**TASK SET**
**1)** Name every transistor mentioned in the passage on driving the bitlines.
**2)** Reproduce the records from the line containing "heatmap-cell-power (235, 190, 239, 195)" down to the line containing "heatmap-cell-power (361, 216, 364, 220)", including both of those lines.

**EXTRACT**
======

An exemplary method may further include driving each of the bitline left and the bitline right to the data voltage level. In an exemplary embodiment, each of the bitline left and the bitline right may be driven to the data voltage level utilizing the charge sharing circuit.

In an exemplary embodiment, driving each of the bitline left and the bitline right may include coupling the bitline left to the bitline right, coupling the bitline left to the one of the left node and the right node, and coupling the bitline right to the one of the left node and the right node. An exemplary bitline left may be coupled to the bitline right responsive to the equalizing transistor being activated. An exemplary bitline left may be coupled to the one of the left node and the right node responsive to a respective coupling transistor of the first coupling transistor and a third coupling transistor of the charge sharing circuit being activated. An exemplary bitline right may be coupled to the one of the left node and the right node responsive to a respective coupling transistor of the second coupling transistor and a fourth coupling transistor of the charge sharing circuit being activated.

Other exemplary systems, methods, features and advantages of the implementations will be, or will become, apparent to one of ordinary skill in the art upon examination of the following figures and detailed description. It is intended that all such additional systems, methods, features and advantages be included within this description and this summary, be within the scope of the implementations, and be protected by the claims herein.

======

**RECORDS FOR THIS TASK**
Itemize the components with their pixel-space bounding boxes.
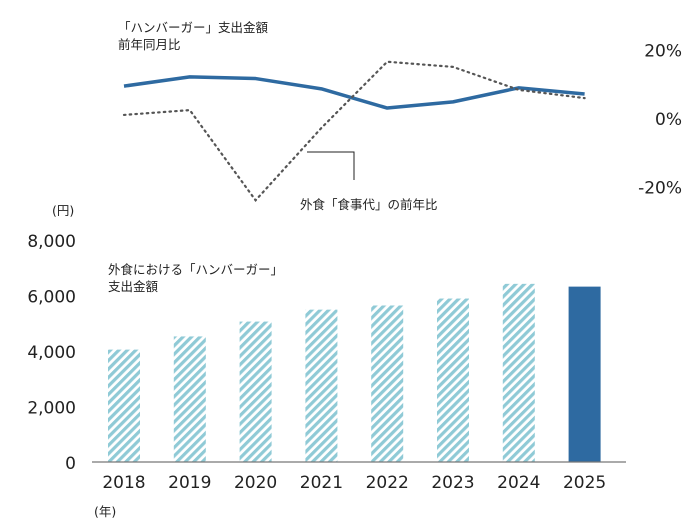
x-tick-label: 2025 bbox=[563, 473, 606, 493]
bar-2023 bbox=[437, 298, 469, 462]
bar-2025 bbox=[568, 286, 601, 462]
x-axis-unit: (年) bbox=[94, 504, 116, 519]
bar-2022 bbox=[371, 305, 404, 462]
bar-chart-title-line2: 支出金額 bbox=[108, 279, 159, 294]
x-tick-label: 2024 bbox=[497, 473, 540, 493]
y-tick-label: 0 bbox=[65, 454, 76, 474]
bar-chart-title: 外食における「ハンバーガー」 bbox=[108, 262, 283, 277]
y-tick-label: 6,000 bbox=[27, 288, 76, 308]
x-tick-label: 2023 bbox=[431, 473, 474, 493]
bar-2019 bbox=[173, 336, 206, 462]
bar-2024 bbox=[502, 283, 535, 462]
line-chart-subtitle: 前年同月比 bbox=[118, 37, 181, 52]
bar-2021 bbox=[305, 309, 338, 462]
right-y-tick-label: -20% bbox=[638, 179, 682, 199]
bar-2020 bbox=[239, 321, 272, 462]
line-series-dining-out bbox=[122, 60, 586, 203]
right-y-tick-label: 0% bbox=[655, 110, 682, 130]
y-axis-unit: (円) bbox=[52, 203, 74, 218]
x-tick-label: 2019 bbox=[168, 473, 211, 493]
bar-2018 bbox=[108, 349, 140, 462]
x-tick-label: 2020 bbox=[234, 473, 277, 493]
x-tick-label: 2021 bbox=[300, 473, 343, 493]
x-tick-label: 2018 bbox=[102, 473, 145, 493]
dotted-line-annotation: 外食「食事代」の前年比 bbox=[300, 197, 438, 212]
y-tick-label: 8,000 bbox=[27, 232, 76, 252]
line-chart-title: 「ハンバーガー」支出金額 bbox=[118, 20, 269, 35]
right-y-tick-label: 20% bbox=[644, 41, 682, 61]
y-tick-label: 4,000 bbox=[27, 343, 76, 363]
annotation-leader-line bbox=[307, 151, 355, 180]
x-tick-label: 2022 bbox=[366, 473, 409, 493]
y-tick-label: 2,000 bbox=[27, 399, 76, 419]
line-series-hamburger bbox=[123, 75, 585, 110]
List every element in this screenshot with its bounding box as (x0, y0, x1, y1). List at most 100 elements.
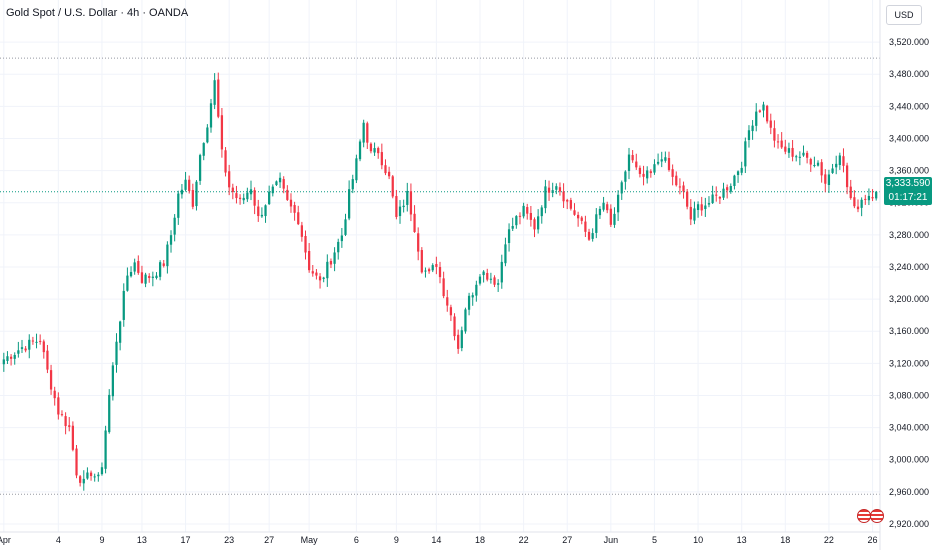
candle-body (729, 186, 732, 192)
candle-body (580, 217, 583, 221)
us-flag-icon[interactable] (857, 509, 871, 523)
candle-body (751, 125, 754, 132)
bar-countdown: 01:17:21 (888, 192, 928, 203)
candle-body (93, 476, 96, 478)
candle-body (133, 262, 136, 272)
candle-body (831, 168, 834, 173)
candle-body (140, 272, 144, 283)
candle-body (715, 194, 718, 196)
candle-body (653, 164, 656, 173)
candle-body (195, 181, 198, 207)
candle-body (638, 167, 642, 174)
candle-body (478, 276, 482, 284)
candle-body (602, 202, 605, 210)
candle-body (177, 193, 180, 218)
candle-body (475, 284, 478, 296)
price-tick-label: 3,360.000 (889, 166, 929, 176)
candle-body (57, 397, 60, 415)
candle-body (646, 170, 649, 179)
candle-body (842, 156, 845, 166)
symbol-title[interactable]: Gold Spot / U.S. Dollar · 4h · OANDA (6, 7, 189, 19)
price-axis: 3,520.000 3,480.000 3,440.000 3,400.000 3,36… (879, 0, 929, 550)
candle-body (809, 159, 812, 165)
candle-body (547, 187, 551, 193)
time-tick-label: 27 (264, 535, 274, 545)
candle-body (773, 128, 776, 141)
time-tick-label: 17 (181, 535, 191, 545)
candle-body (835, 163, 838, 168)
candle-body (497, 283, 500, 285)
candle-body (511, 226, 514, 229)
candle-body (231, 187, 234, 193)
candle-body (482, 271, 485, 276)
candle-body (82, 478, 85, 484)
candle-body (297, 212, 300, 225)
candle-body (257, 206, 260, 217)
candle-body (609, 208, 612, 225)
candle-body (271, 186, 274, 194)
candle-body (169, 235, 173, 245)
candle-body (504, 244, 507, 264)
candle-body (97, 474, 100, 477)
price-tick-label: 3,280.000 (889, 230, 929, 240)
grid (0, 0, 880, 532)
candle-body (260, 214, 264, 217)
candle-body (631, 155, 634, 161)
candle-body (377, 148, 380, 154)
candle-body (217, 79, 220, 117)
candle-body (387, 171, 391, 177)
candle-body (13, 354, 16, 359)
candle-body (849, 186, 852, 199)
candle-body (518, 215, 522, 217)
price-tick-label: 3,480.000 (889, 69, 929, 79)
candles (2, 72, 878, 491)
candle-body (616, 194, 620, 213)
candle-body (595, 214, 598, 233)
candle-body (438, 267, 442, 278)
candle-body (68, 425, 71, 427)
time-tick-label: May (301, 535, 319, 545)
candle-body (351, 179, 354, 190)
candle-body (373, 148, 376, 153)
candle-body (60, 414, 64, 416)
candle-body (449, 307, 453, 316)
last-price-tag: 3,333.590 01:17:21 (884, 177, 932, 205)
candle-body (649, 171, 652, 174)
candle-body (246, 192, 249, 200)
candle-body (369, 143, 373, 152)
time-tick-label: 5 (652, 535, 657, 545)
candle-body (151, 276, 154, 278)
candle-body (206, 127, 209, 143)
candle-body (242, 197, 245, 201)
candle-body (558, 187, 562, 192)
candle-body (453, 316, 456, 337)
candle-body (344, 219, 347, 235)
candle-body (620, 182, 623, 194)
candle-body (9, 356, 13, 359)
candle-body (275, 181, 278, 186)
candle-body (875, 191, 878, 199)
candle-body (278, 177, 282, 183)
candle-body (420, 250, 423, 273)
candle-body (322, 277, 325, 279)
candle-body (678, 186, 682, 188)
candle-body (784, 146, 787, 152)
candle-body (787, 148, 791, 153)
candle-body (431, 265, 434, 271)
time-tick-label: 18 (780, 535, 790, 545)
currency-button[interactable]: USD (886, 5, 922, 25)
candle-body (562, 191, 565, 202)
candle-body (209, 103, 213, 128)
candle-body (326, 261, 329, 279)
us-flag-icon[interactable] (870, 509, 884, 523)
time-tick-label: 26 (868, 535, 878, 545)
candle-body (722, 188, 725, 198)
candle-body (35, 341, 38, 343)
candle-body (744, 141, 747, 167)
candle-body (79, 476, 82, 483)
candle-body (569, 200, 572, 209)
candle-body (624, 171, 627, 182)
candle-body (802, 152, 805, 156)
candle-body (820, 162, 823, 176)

======

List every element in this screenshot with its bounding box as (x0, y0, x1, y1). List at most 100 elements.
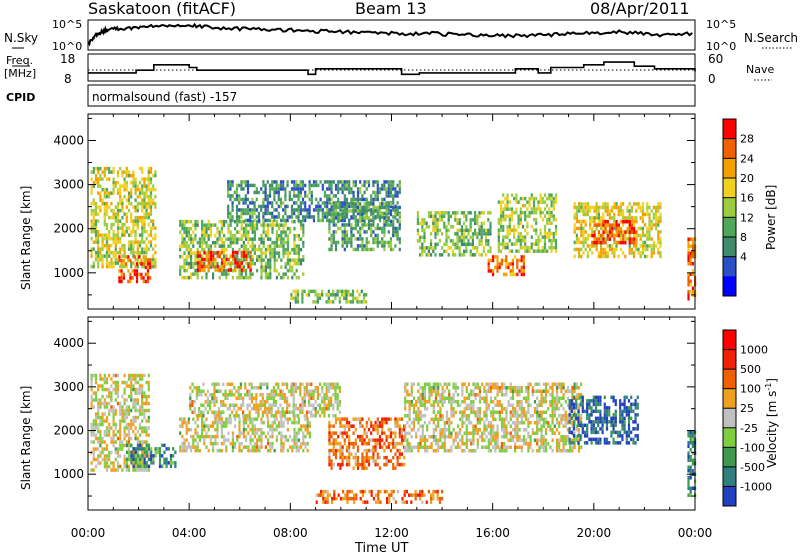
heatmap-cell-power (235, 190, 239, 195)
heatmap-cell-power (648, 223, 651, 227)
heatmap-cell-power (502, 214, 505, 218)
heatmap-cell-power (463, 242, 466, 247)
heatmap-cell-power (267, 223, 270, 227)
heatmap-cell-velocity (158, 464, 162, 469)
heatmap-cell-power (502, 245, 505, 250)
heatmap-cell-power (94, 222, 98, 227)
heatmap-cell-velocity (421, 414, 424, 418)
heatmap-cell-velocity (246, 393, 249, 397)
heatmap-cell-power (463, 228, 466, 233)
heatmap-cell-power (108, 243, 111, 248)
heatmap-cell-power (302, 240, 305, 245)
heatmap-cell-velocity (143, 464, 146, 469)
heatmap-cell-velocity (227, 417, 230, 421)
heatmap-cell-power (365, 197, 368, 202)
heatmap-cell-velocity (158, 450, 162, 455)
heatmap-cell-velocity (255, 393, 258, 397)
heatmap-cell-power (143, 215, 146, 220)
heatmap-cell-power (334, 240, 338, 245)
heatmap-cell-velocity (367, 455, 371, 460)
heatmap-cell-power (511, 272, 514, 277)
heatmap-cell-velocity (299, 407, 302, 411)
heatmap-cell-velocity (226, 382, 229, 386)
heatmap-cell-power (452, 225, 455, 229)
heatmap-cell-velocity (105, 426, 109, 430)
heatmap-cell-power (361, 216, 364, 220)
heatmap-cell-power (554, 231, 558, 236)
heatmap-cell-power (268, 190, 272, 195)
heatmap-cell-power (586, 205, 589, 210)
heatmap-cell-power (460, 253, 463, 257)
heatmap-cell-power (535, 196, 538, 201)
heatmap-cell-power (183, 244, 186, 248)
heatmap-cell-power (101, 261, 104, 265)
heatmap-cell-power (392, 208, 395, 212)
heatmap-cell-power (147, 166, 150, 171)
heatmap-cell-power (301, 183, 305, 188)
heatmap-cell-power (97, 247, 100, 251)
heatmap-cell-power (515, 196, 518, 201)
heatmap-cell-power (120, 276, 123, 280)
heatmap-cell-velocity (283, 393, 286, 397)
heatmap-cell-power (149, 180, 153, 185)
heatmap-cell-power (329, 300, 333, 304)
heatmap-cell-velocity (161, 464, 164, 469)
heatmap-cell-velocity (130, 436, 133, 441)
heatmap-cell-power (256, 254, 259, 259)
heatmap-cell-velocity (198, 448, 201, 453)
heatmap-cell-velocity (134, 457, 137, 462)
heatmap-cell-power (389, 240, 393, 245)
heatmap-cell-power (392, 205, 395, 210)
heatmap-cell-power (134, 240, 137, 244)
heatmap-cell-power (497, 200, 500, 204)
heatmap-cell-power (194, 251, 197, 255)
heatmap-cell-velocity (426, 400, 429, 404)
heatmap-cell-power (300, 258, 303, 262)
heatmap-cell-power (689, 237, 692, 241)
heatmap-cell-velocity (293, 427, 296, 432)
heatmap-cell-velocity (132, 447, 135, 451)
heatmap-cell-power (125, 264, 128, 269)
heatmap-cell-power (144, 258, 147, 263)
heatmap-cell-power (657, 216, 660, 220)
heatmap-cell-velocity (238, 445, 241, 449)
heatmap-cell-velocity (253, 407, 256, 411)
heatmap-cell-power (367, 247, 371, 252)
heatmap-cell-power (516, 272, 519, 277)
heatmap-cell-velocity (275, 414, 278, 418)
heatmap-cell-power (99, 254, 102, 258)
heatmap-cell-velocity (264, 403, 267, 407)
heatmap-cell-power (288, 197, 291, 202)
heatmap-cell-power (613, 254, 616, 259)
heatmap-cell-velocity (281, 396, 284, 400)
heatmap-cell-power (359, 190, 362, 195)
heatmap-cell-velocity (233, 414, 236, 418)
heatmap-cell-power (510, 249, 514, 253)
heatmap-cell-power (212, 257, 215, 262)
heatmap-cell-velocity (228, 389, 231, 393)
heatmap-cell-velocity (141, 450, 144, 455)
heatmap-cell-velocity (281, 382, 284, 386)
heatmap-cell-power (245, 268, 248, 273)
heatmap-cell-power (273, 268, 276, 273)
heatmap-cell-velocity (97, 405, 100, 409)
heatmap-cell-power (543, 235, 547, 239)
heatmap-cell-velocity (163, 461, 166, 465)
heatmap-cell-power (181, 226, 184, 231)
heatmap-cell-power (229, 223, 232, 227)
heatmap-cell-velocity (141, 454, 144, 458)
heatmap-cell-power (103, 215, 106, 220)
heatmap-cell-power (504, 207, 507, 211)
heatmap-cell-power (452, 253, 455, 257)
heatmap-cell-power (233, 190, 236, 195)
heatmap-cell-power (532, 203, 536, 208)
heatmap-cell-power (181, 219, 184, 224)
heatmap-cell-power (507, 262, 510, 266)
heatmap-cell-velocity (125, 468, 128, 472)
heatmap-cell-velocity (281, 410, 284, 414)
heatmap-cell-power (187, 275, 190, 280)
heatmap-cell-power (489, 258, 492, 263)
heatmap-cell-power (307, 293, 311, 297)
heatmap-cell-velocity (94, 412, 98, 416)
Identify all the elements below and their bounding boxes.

======

**RESPONSES BY TASK**
**1)**
- equalizing transistor
- first coupling transistor
- third coupling transistor
- second coupling transistor
- fourth coupling transistor

**2)**
heatmap-cell-power (235, 190, 239, 195)
heatmap-cell-power (648, 223, 651, 227)
heatmap-cell-power (502, 214, 505, 218)
heatmap-cell-power (463, 242, 466, 247)
heatmap-cell-power (267, 223, 270, 227)
heatmap-cell-velocity (158, 464, 162, 469)
heatmap-cell-power (502, 245, 505, 250)
heatmap-cell-power (94, 222, 98, 227)
heatmap-cell-velocity (421, 414, 424, 418)
heatmap-cell-velocity (246, 393, 249, 397)
heatmap-cell-power (463, 228, 466, 233)
heatmap-cell-power (108, 243, 111, 248)
heatmap-cell-power (302, 240, 305, 245)
heatmap-cell-velocity (143, 464, 146, 469)
heatmap-cell-velocity (227, 417, 230, 421)
heatmap-cell-power (365, 197, 368, 202)
heatmap-cell-velocity (158, 450, 162, 455)
heatmap-cell-velocity (255, 393, 258, 397)
heatmap-cell-power (143, 215, 146, 220)
heatmap-cell-power (334, 240, 338, 245)
heatmap-cell-velocity (367, 455, 371, 460)
heatmap-cell-power (511, 272, 514, 277)
heatmap-cell-velocity (299, 407, 302, 411)
heatmap-cell-velocity (226, 382, 229, 386)
heatmap-cell-power (452, 225, 455, 229)
heatmap-cell-velocity (105, 426, 109, 430)
heatmap-cell-power (361, 216, 364, 220)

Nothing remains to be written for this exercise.